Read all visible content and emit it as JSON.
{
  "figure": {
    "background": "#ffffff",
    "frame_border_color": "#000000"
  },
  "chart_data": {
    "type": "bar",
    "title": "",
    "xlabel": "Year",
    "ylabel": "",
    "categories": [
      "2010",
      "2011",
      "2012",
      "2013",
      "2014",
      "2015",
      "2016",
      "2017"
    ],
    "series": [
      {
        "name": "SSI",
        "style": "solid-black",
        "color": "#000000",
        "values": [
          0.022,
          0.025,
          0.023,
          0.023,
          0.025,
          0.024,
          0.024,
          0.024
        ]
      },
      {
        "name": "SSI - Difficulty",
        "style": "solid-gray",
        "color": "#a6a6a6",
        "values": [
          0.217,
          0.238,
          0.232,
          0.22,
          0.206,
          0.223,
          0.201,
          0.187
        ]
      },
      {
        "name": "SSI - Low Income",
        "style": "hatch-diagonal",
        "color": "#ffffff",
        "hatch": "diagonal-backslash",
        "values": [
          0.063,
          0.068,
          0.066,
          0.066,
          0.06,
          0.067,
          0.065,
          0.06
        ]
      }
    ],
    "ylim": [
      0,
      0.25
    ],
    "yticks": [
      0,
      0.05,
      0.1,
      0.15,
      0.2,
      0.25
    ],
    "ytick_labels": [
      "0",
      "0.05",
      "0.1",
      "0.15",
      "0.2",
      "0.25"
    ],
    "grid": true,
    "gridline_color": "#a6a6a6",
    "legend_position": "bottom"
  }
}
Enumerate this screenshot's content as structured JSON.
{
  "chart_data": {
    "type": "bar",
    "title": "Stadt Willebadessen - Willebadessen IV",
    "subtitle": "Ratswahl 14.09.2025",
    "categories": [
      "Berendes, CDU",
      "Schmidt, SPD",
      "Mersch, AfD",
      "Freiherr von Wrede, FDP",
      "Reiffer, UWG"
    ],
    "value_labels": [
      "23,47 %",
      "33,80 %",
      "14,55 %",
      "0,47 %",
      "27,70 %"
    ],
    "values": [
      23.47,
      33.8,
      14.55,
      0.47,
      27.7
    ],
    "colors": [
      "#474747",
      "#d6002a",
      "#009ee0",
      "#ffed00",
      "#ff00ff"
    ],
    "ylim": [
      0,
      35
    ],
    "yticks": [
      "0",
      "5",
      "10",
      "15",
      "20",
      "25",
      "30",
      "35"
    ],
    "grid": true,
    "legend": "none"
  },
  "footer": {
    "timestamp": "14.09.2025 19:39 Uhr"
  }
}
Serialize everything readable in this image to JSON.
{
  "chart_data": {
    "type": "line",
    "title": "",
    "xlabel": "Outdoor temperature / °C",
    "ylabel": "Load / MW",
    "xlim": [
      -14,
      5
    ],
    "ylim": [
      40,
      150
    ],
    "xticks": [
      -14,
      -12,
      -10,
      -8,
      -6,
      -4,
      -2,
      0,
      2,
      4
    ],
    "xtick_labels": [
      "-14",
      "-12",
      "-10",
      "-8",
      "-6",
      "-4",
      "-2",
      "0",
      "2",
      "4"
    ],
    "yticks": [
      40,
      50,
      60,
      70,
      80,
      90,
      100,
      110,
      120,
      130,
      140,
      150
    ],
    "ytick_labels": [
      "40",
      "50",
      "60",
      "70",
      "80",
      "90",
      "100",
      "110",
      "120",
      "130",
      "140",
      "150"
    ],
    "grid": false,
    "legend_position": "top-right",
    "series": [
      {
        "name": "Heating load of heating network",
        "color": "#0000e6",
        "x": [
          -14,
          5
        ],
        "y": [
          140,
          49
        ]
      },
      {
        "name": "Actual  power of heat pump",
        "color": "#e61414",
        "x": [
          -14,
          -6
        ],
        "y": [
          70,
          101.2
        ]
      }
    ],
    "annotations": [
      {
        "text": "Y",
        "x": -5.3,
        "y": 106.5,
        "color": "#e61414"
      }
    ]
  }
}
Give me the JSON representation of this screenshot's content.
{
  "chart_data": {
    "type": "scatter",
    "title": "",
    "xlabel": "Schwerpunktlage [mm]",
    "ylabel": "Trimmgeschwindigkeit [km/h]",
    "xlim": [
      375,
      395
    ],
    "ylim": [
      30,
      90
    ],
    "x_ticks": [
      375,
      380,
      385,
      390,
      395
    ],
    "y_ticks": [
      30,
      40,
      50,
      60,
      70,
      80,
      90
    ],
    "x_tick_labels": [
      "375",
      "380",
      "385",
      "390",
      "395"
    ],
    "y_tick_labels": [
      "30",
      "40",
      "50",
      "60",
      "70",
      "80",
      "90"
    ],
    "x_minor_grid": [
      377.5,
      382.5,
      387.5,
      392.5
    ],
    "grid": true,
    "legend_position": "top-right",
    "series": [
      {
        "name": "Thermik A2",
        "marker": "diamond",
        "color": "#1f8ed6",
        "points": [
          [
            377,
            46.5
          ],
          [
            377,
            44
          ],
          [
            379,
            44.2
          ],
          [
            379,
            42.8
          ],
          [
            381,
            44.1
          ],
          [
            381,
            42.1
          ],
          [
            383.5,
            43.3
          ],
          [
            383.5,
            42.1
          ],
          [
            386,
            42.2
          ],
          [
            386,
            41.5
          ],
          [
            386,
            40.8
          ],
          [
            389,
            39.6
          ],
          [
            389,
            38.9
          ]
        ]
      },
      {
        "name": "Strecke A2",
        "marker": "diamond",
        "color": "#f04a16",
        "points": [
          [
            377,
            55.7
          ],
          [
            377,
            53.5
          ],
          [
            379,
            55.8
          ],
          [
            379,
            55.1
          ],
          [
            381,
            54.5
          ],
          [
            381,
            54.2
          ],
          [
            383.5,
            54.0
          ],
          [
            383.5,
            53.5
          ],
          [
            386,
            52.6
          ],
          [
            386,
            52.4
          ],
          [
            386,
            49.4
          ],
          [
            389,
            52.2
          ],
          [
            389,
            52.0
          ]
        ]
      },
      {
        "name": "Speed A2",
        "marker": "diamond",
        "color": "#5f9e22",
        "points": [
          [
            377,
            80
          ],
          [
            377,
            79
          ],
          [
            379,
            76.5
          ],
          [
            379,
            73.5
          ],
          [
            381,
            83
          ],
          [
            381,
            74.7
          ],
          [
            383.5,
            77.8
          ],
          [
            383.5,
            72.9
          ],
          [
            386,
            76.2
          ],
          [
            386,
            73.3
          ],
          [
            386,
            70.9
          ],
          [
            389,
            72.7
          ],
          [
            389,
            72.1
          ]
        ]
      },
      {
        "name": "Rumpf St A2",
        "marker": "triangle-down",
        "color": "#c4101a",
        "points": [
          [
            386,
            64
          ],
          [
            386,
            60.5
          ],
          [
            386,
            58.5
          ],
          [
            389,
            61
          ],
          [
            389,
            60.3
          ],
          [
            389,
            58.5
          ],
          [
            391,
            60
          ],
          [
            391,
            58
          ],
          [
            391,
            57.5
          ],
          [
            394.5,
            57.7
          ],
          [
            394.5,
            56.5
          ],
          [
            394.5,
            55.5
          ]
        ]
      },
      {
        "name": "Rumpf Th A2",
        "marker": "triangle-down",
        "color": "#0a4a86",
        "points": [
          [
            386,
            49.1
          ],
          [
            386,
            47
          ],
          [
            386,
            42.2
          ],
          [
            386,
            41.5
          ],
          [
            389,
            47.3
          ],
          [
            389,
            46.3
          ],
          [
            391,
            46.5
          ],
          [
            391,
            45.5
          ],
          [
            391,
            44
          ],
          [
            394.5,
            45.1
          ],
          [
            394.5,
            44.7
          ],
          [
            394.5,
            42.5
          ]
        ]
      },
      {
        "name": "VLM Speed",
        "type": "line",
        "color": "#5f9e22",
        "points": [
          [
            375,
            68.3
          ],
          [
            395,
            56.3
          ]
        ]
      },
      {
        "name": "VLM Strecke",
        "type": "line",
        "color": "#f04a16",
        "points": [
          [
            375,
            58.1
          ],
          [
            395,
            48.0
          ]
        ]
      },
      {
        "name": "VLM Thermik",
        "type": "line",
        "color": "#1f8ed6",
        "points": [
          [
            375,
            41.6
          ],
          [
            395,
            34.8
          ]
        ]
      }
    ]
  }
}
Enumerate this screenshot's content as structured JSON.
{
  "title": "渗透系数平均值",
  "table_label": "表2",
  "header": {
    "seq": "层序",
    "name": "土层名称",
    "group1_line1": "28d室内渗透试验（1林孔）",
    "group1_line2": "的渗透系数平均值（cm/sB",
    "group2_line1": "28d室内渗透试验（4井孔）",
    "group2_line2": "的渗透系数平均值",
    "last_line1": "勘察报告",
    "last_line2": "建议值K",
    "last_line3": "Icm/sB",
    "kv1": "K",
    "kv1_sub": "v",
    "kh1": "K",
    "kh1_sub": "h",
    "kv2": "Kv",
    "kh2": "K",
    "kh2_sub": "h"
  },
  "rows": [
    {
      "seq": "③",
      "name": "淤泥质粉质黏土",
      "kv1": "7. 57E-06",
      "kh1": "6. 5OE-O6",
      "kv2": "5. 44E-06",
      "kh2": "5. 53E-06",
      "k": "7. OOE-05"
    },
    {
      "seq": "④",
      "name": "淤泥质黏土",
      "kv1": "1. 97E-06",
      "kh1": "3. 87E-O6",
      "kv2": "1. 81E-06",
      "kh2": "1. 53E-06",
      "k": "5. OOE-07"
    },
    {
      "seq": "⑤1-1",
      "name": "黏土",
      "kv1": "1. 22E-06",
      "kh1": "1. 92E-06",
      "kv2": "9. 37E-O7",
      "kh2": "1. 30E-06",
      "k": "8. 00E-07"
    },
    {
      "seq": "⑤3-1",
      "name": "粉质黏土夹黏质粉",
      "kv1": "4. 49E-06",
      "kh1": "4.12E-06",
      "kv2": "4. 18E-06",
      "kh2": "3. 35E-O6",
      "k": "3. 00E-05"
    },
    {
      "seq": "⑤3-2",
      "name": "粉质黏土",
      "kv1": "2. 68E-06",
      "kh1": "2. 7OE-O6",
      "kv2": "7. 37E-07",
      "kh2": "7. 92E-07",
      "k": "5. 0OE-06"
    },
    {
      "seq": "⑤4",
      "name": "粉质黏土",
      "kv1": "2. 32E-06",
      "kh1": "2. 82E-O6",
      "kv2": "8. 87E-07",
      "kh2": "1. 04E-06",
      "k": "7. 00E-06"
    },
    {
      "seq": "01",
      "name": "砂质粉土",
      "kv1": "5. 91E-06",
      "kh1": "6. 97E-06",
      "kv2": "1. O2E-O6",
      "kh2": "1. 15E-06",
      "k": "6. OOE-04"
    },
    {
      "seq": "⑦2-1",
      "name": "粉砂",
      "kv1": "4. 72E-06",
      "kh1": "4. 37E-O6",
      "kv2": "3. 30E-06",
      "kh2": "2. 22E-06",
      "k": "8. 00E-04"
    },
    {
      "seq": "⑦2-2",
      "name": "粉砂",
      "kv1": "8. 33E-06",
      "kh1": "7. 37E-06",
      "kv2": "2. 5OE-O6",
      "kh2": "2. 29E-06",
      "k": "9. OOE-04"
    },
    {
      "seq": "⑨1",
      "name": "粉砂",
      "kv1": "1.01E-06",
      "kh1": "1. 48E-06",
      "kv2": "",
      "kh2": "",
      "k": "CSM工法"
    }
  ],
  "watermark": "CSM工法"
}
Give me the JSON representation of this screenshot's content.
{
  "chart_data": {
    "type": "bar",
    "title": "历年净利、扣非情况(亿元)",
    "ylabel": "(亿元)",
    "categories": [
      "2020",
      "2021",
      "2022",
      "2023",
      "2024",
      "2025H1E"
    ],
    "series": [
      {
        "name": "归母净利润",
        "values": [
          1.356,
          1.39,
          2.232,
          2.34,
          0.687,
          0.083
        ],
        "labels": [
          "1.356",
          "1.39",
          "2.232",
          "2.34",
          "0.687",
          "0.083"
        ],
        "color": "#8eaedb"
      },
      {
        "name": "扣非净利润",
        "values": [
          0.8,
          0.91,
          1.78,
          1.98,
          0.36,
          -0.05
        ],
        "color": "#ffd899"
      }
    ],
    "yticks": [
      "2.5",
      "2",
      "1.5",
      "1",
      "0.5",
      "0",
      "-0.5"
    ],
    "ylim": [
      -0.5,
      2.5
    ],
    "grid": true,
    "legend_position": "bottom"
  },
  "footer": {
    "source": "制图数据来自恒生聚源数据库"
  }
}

» GIVEN PROBLEM
Sift through the entries and copy every line with "diagonal".

» RESULT
        "style": "hatch-diagonal",
        "hatch": "diagonal-backslash",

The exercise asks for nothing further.